Count how many lines in the material below hold the word "eget"; the reply is that number alone.

RECORDS FOR THE TASK
((
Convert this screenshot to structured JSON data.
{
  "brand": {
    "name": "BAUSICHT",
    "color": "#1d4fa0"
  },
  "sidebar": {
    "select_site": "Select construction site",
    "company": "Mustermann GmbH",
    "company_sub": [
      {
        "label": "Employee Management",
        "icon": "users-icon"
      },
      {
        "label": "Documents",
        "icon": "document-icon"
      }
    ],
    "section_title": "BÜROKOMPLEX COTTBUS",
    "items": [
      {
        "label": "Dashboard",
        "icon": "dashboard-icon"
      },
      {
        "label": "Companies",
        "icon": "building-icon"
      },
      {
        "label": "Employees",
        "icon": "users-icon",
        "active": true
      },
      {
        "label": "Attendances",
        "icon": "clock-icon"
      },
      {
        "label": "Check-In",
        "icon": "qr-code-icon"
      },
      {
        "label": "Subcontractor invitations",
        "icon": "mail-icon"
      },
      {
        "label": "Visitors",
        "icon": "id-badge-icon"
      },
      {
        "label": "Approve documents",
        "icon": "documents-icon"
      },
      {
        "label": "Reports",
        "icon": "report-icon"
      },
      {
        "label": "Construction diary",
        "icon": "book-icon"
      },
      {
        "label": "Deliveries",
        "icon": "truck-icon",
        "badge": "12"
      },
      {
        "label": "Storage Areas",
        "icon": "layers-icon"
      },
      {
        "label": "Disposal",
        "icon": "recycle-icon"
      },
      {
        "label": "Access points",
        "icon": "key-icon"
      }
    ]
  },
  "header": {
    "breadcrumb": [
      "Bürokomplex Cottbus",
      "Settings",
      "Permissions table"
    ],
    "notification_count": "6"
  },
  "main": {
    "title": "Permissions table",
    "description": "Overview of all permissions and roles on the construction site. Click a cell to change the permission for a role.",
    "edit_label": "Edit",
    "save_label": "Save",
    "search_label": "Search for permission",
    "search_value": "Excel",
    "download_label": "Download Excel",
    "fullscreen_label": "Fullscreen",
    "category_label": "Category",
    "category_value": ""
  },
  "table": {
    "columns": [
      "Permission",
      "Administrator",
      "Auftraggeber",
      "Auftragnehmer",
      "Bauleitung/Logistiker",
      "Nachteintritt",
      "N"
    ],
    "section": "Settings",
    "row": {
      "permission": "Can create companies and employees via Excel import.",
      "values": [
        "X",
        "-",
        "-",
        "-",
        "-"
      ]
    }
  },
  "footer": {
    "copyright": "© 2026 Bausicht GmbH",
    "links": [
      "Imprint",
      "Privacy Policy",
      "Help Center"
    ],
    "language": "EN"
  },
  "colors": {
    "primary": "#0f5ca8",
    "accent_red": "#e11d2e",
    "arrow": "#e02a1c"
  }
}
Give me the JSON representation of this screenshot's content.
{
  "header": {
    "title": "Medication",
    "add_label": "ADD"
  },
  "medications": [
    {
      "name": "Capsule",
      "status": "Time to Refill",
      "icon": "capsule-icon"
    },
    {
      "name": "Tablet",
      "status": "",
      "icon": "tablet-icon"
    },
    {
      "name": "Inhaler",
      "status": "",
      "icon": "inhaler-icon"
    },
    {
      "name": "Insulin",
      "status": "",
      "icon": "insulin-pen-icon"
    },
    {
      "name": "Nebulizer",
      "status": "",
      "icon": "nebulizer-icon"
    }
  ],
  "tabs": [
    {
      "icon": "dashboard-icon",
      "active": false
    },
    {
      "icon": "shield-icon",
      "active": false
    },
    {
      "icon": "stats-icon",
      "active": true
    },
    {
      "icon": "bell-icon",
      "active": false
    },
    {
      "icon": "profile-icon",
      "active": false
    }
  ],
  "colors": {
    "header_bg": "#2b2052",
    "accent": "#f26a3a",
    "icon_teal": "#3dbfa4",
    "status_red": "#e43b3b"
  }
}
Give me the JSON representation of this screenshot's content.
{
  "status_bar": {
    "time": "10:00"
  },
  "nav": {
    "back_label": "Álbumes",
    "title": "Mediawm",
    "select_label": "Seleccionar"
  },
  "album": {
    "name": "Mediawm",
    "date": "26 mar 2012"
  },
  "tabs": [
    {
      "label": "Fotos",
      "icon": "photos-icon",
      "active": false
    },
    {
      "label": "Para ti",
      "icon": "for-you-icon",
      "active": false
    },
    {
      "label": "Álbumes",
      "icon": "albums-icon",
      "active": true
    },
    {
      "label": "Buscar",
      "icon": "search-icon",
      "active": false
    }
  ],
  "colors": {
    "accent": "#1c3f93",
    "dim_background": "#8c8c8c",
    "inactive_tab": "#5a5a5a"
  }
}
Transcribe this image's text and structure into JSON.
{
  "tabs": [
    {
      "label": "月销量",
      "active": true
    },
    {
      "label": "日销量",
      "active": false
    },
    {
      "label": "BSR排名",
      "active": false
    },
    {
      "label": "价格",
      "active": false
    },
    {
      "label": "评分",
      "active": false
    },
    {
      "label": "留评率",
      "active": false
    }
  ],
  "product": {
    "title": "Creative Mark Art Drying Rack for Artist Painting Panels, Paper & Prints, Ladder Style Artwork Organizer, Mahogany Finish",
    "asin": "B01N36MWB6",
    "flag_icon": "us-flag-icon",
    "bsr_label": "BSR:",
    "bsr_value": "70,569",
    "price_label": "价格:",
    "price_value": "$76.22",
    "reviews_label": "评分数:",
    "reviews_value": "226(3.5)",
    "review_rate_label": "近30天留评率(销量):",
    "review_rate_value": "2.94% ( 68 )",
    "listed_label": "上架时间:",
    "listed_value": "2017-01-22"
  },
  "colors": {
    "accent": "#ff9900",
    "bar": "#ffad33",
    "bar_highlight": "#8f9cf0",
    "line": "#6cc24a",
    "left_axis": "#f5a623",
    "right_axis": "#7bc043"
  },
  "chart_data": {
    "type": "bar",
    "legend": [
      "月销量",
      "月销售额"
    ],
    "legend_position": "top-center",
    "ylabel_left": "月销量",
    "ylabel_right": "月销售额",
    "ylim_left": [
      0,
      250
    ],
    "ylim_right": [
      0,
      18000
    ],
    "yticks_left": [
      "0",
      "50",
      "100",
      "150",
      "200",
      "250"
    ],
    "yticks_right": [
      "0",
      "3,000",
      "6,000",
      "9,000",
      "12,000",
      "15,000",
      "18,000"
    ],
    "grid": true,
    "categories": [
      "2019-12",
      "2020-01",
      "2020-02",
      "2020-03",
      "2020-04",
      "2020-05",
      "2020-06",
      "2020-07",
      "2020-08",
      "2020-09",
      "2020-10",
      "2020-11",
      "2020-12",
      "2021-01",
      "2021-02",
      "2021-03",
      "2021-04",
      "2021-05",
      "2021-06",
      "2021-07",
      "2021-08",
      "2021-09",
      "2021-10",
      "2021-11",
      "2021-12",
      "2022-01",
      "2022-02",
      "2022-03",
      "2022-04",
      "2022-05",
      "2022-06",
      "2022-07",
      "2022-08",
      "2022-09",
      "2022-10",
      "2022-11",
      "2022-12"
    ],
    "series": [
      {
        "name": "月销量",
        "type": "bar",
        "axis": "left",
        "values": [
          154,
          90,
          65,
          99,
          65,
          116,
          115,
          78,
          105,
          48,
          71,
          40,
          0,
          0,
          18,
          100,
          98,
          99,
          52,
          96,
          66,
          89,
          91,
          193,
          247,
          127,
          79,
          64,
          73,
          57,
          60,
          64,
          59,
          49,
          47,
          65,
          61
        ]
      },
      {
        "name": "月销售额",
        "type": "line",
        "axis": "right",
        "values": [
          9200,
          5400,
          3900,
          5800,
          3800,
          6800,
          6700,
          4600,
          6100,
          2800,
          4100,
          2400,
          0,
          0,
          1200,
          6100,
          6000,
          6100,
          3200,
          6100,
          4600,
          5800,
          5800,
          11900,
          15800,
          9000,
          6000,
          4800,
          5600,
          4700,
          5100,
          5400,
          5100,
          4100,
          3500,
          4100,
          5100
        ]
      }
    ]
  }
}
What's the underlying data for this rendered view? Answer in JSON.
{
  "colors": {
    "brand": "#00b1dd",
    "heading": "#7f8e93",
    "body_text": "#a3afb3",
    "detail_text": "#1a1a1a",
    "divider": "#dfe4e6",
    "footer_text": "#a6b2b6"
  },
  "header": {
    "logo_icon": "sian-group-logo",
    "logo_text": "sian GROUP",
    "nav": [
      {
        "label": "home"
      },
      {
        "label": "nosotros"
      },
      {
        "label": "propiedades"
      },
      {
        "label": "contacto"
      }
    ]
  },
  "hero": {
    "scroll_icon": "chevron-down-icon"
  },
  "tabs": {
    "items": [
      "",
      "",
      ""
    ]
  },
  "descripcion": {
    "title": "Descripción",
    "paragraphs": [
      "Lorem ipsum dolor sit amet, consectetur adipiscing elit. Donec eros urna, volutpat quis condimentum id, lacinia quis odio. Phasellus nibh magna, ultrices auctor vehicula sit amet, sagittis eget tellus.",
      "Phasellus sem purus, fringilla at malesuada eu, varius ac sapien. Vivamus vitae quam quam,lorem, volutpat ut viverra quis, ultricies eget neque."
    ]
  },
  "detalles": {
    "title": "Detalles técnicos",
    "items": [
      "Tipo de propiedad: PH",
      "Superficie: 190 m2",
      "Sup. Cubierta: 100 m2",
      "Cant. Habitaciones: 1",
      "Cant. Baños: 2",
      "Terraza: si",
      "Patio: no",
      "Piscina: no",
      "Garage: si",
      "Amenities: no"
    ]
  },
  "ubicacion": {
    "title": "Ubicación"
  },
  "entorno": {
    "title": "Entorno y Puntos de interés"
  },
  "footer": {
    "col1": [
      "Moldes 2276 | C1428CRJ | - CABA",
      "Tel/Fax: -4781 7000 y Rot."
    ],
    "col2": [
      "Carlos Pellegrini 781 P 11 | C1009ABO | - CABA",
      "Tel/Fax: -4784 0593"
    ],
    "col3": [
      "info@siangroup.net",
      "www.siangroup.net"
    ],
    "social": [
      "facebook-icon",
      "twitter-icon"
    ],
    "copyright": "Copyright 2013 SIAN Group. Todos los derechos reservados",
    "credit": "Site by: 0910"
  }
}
))
THE COMPLETED TASK
2